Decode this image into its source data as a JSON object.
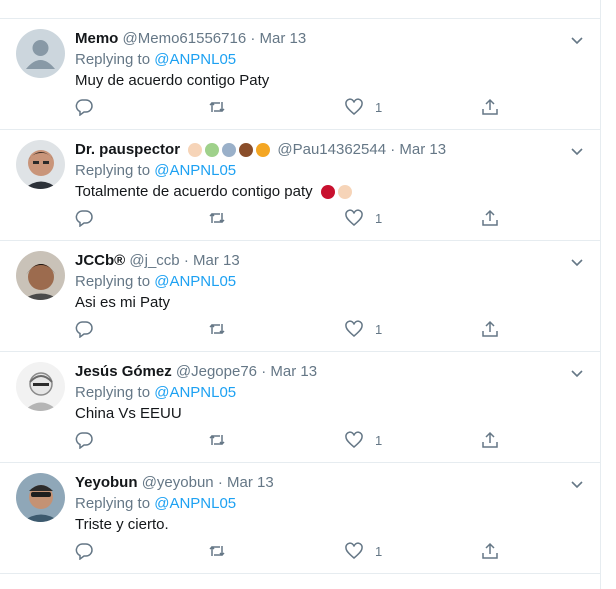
{
  "colors": {
    "link": "#1da1f2",
    "muted": "#657786",
    "text": "#14171a",
    "divider": "#e6ecf0"
  },
  "tweets": [
    {
      "name": "Memo",
      "handle": "@Memo61556716",
      "separator": "·",
      "date": "Mar 13",
      "replying_prefix": "Replying to ",
      "replying_to": "@ANPNL05",
      "text": "Muy de acuerdo contigo Paty",
      "like_count": "1",
      "avatar": "default-avatar-icon"
    },
    {
      "name": "Dr. pauspector",
      "name_emojis": [
        "folded-hands-emoji",
        "masks-emoji",
        "man-emoji",
        "coffee-emoji",
        "beer-emoji"
      ],
      "handle": "@Pau14362544",
      "separator": "·",
      "date": "Mar 13",
      "replying_prefix": "Replying to ",
      "replying_to": "@ANPNL05",
      "text": "Totalmente de acuerdo contigo paty",
      "text_emojis": [
        "rose-emoji",
        "thumbs-up-emoji"
      ],
      "like_count": "1",
      "avatar": "user-photo"
    },
    {
      "name": "JCCb®",
      "handle": "@j_ccb",
      "separator": "·",
      "date": "Mar 13",
      "replying_prefix": "Replying to ",
      "replying_to": "@ANPNL05",
      "text": "Asi es mi Paty",
      "like_count": "1",
      "avatar": "user-photo"
    },
    {
      "name": "Jesús Gómez",
      "handle": "@Jegope76",
      "separator": "·",
      "date": "Mar 13",
      "replying_prefix": "Replying to ",
      "replying_to": "@ANPNL05",
      "text": "China Vs EEUU",
      "like_count": "1",
      "avatar": "user-photo"
    },
    {
      "name": "Yeyobun",
      "handle": "@yeyobun",
      "separator": "·",
      "date": "Mar 13",
      "replying_prefix": "Replying to ",
      "replying_to": "@ANPNL05",
      "text": "Triste y cierto.",
      "like_count": "1",
      "avatar": "user-photo"
    }
  ]
}
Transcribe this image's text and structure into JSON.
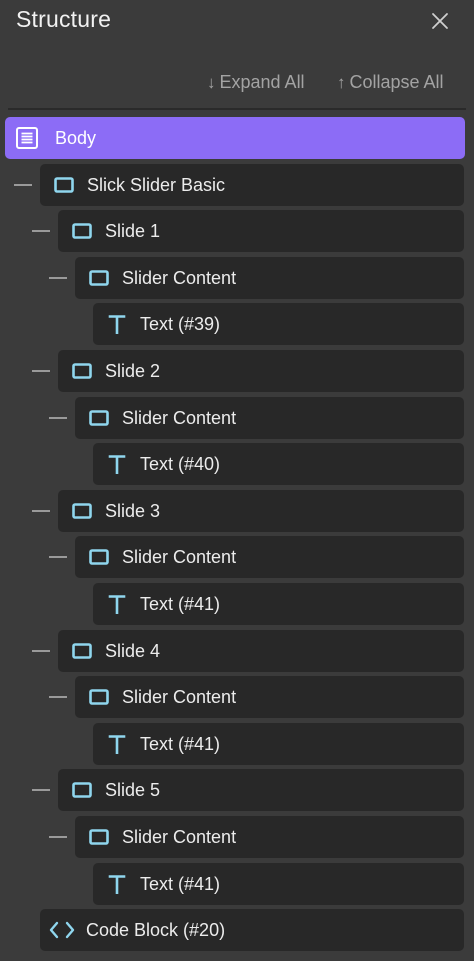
{
  "panel": {
    "title": "Structure",
    "expand_label": "Expand All",
    "collapse_label": "Collapse All",
    "expand_arrow": "↓",
    "collapse_arrow": "↑"
  },
  "colors": {
    "background": "#3b3b3b",
    "node_bg": "#282828",
    "selected": "#8c6cf6",
    "icon_accent": "#8fd6ee"
  },
  "tree": [
    {
      "label": "Body",
      "icon": "body-icon",
      "depth": 0,
      "selected": true,
      "collapsible": false
    },
    {
      "label": "Slick Slider Basic",
      "icon": "box-icon",
      "depth": 1,
      "collapsible": true
    },
    {
      "label": "Slide 1",
      "icon": "box-icon",
      "depth": 2,
      "collapsible": true
    },
    {
      "label": "Slider Content",
      "icon": "box-icon",
      "depth": 3,
      "collapsible": true
    },
    {
      "label": "Text (#39)",
      "icon": "text-icon",
      "depth": 4,
      "collapsible": false
    },
    {
      "label": "Slide 2",
      "icon": "box-icon",
      "depth": 2,
      "collapsible": true
    },
    {
      "label": "Slider Content",
      "icon": "box-icon",
      "depth": 3,
      "collapsible": true
    },
    {
      "label": "Text (#40)",
      "icon": "text-icon",
      "depth": 4,
      "collapsible": false
    },
    {
      "label": "Slide 3",
      "icon": "box-icon",
      "depth": 2,
      "collapsible": true
    },
    {
      "label": "Slider Content",
      "icon": "box-icon",
      "depth": 3,
      "collapsible": true
    },
    {
      "label": "Text (#41)",
      "icon": "text-icon",
      "depth": 4,
      "collapsible": false
    },
    {
      "label": "Slide 4",
      "icon": "box-icon",
      "depth": 2,
      "collapsible": true
    },
    {
      "label": "Slider Content",
      "icon": "box-icon",
      "depth": 3,
      "collapsible": true
    },
    {
      "label": "Text (#41)",
      "icon": "text-icon",
      "depth": 4,
      "collapsible": false
    },
    {
      "label": "Slide 5",
      "icon": "box-icon",
      "depth": 2,
      "collapsible": true
    },
    {
      "label": "Slider Content",
      "icon": "box-icon",
      "depth": 3,
      "collapsible": true
    },
    {
      "label": "Text (#41)",
      "icon": "text-icon",
      "depth": 4,
      "collapsible": false
    },
    {
      "label": "Code Block (#20)",
      "icon": "code-icon",
      "depth": 1,
      "collapsible": false
    }
  ]
}
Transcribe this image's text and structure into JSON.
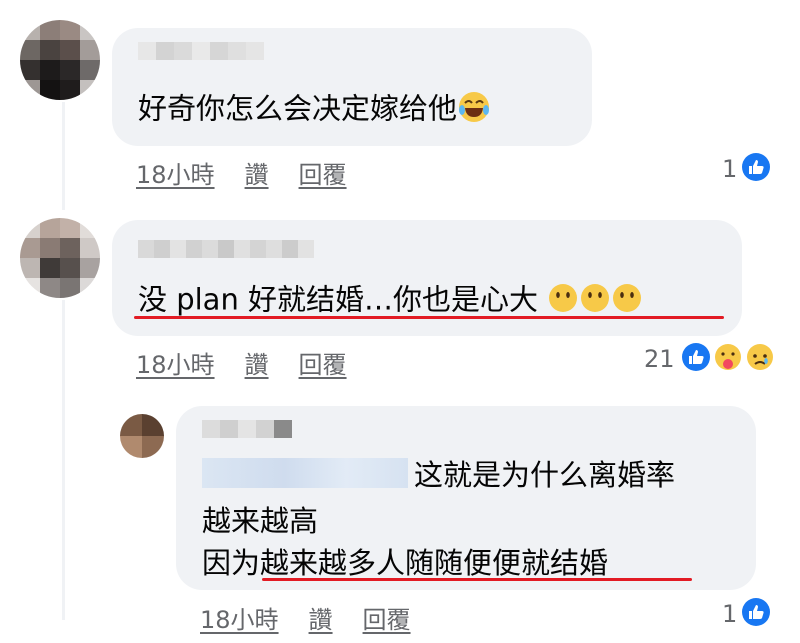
{
  "comments": [
    {
      "text": "好奇你怎么会决定嫁给他",
      "emoji": "laugh-cry-icon",
      "time": "18小時",
      "like_label": "讚",
      "reply_label": "回覆",
      "reaction_count": "1"
    },
    {
      "text": "没 plan 好就结婚…你也是心大",
      "emoji": "hushed-face-icon",
      "time": "18小時",
      "like_label": "讚",
      "reply_label": "回覆",
      "reaction_count": "21"
    }
  ],
  "reply": {
    "line1": "这就是为什么离婚率",
    "line2": "越来越高",
    "line3_prefix": "因为",
    "line3_underlined": "越来越多人随随便便就结婚",
    "time": "18小時",
    "like_label": "讚",
    "reply_label": "回覆",
    "reaction_count": "1"
  },
  "colors": {
    "bubble": "#f0f2f5",
    "meta_text": "#65676b",
    "like_blue": "#1877f2",
    "underline_red": "#e21b24"
  }
}
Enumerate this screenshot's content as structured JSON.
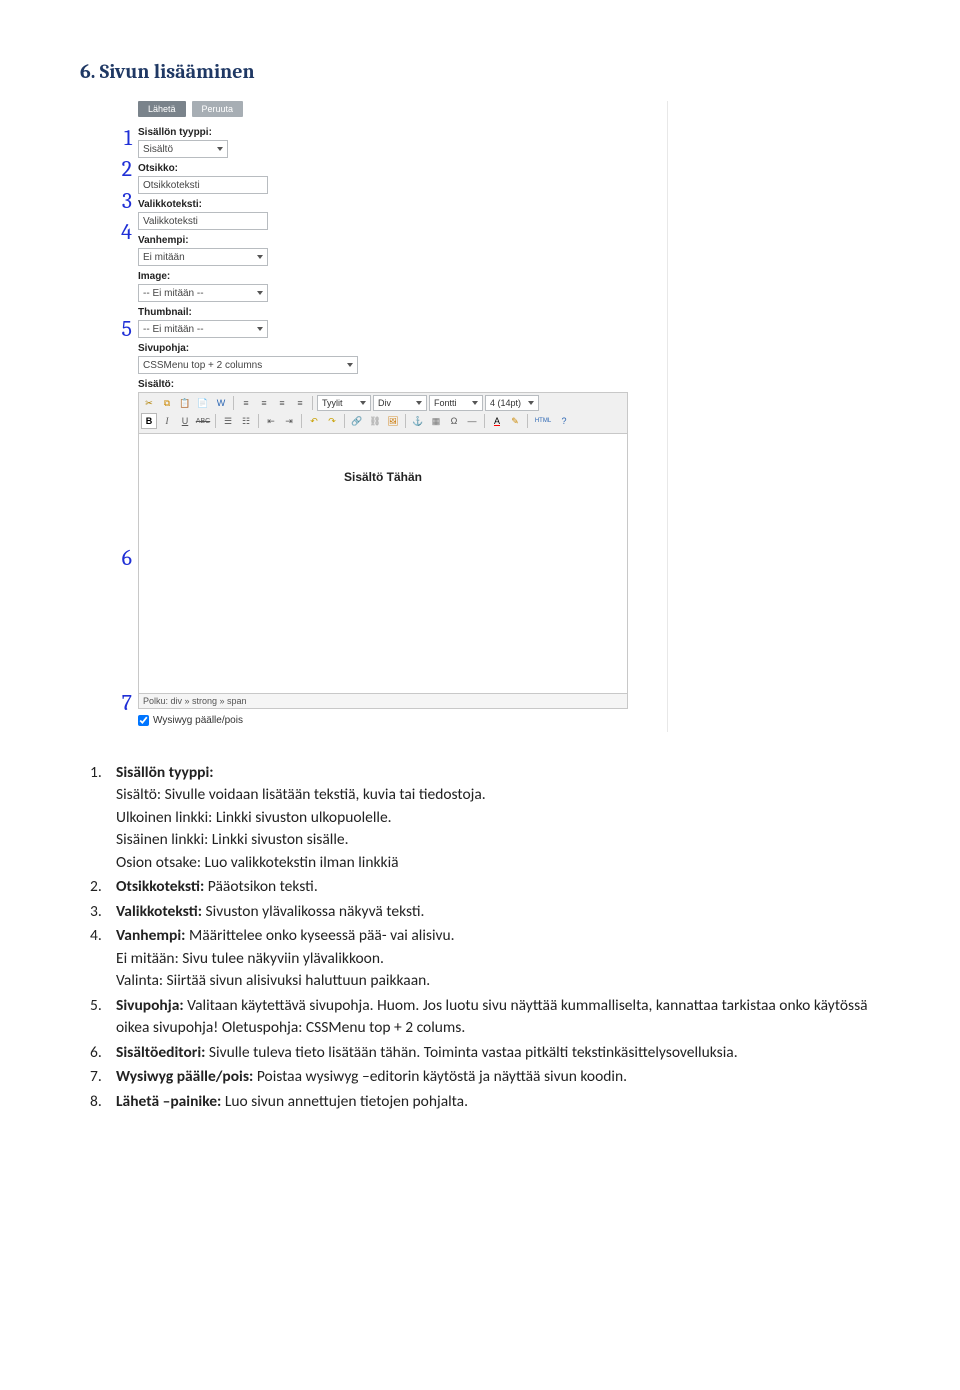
{
  "heading": "6.  Sivun lisääminen",
  "screenshot": {
    "numbers": [
      "1",
      "2",
      "3",
      "4",
      "5",
      "6",
      "7"
    ],
    "btn_submit": "Lähetä",
    "btn_cancel": "Peruuta",
    "labels": {
      "content_type": "Sisällön tyyppi:",
      "title": "Otsikko:",
      "menu_text": "Valikkoteksti:",
      "parent": "Vanhempi:",
      "image": "Image:",
      "thumbnail": "Thumbnail:",
      "template": "Sivupohja:",
      "content": "Sisältö:",
      "path": "Polku: div » strong » span",
      "wysiwyg": "Wysiwyg päälle/pois"
    },
    "values": {
      "content_type": "Sisältö",
      "title": "Otsikkoteksti",
      "menu_text": "Valikkoteksti",
      "parent": "Ei mitään",
      "image": "-- Ei mitään --",
      "thumbnail": "-- Ei mitään --",
      "template": "CSSMenu top + 2 columns"
    },
    "toolbar": {
      "sel_style": "Tyylit",
      "sel_block": "Div",
      "sel_font": "Fontti",
      "sel_size": "4 (14pt)",
      "b": "B",
      "i": "I",
      "u": "U",
      "abc": "ABC",
      "html_label": "HTML"
    },
    "editor_placeholder": "Sisältö Tähän"
  },
  "list": [
    {
      "lead": "Sisällön tyyppi:",
      "lines": [
        "Sisältö: Sivulle voidaan lisätään tekstiä, kuvia tai tiedostoja.",
        "Ulkoinen linkki: Linkki sivuston ulkopuolelle.",
        "Sisäinen linkki: Linkki sivuston sisälle.",
        "Osion otsake: Luo valikkotekstin ilman linkkiä"
      ]
    },
    {
      "lead": "Otsikkoteksti:",
      "lines": [
        "Pääotsikon teksti."
      ]
    },
    {
      "lead": "Valikkoteksti:",
      "lines": [
        "Sivuston ylävalikossa näkyvä teksti."
      ]
    },
    {
      "lead": "Vanhempi:",
      "lines": [
        "Määrittelee onko kyseessä pää- vai alisivu.",
        "Ei mitään: Sivu tulee näkyviin ylävalikkoon.",
        "Valinta: Siirtää sivun alisivuksi haluttuun paikkaan."
      ]
    },
    {
      "lead": "Sivupohja:",
      "lines": [
        "Valitaan käytettävä sivupohja. Huom. Jos luotu sivu näyttää kummalliselta, kannattaa tarkistaa onko käytössä oikea sivupohja! Oletuspohja: CSSMenu top + 2 colums."
      ]
    },
    {
      "lead": "Sisältöeditori:",
      "lines": [
        "Sivulle tuleva tieto lisätään tähän. Toiminta vastaa pitkälti tekstinkäsittelysovelluksia."
      ]
    },
    {
      "lead": "Wysiwyg päälle/pois:",
      "lines": [
        "Poistaa wysiwyg –editorin käytöstä ja näyttää sivun koodin."
      ]
    },
    {
      "lead": "Lähetä –painike:",
      "lines": [
        "Luo sivun annettujen tietojen pohjalta."
      ]
    }
  ]
}
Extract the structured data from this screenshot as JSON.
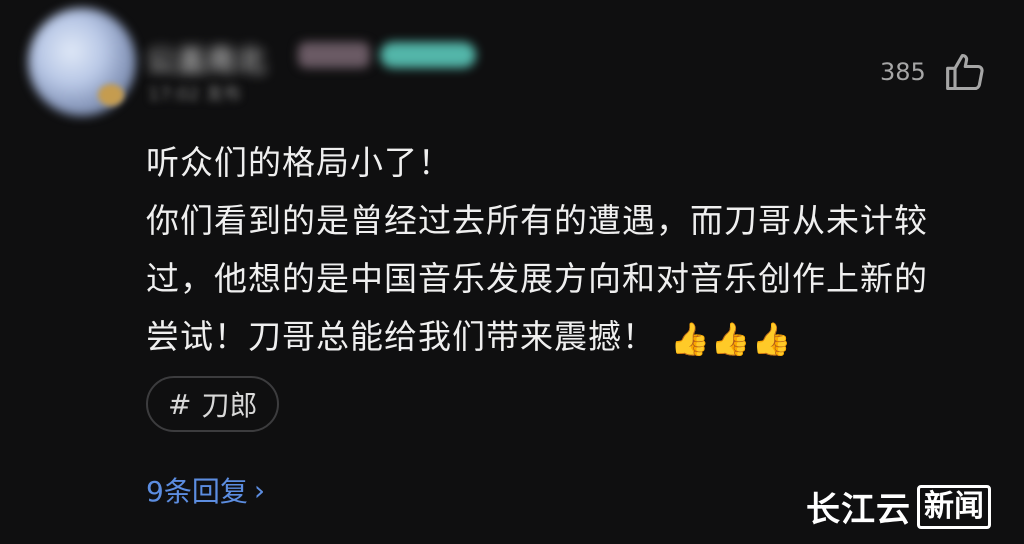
{
  "comment_meta": {
    "user_name": "公盖南北",
    "post_time": "17:02 发布",
    "like_count": "385",
    "like_icon": "thumbs-up-outline-icon"
  },
  "comment": {
    "lines": [
      "听众们的格局小了！",
      "你们看到的是曾经过去所有的遭遇，而刀哥从未计较",
      "过，他想的是中国音乐发展方向和对音乐创作上新的",
      "尝试！刀哥总能给我们带来震撼！"
    ],
    "emojis": [
      "👍",
      "👍",
      "👍"
    ]
  },
  "hashtag": {
    "symbol": "#",
    "label": "刀郎"
  },
  "replies": {
    "label": "9条回复",
    "chevron": "›"
  },
  "watermark": {
    "brand": "长江云",
    "badge": "新闻"
  },
  "colors": {
    "background": "#0f0f10",
    "reply_link": "#5c8de0",
    "text": "#efefef"
  }
}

#####

Quote exactly the lines from the one that contains "Extract the structured" through the end of the listing above, both ends included, leaving out the pictures.

» **Result**
Extract the structured data from this screenshot as JSON.
{
  "comment_meta": {
    "user_name": "公盖南北",
    "post_time": "17:02 发布",
    "like_count": "385",
    "like_icon": "thumbs-up-outline-icon"
  },
  "comment": {
    "lines": [
      "听众们的格局小了！",
      "你们看到的是曾经过去所有的遭遇，而刀哥从未计较",
      "过，他想的是中国音乐发展方向和对音乐创作上新的",
      "尝试！刀哥总能给我们带来震撼！"
    ],
    "emojis": [
      "👍",
      "👍",
      "👍"
    ]
  },
  "hashtag": {
    "symbol": "#",
    "label": "刀郎"
  },
  "replies": {
    "label": "9条回复",
    "chevron": "›"
  },
  "watermark": {
    "brand": "长江云",
    "badge": "新闻"
  },
  "colors": {
    "background": "#0f0f10",
    "reply_link": "#5c8de0",
    "text": "#efefef"
  }
}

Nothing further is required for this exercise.